Written task => Set out each line from the following listing that includes the word "results".

— Begin Supplied material —

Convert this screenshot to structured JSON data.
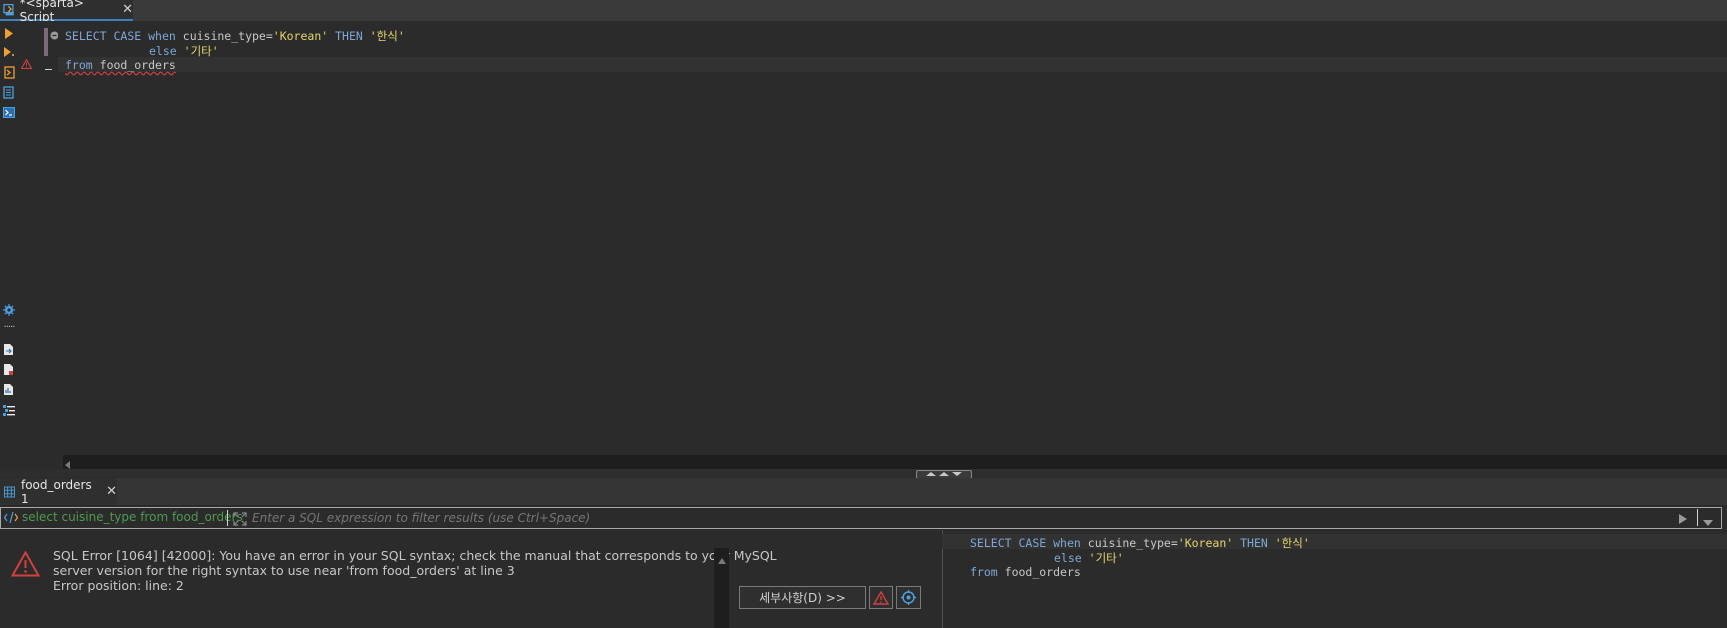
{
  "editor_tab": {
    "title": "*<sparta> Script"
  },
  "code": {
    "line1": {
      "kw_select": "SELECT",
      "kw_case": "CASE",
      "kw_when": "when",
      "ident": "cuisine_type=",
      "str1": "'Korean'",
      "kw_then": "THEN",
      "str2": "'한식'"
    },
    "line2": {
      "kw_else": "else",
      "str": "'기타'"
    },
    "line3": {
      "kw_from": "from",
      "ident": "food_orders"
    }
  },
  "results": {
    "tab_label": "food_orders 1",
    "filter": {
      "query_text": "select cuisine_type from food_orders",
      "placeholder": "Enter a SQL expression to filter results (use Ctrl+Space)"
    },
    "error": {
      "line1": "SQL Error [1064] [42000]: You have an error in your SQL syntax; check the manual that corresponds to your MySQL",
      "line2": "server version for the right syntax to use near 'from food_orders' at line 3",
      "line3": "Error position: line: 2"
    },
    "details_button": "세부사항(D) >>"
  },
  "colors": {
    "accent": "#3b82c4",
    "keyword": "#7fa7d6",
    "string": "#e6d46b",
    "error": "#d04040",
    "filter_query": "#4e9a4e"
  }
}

— End Supplied material —
— Begin Supplied material —

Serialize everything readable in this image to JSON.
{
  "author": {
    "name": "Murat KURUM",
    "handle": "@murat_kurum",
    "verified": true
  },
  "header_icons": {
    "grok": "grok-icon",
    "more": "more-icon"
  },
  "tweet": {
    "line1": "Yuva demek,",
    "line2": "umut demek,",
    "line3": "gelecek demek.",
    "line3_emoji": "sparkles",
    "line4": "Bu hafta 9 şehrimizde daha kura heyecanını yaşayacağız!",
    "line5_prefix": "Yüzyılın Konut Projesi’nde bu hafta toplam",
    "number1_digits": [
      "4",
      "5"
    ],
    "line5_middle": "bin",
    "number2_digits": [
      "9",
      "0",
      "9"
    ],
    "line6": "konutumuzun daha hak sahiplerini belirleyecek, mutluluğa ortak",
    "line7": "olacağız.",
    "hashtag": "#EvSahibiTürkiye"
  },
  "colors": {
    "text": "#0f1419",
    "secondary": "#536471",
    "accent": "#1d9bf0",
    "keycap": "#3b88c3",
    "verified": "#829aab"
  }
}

— End Supplied material —

Solution =>
  "results": {
      "placeholder": "Enter a SQL expression to filter results (use Ctrl+Space)"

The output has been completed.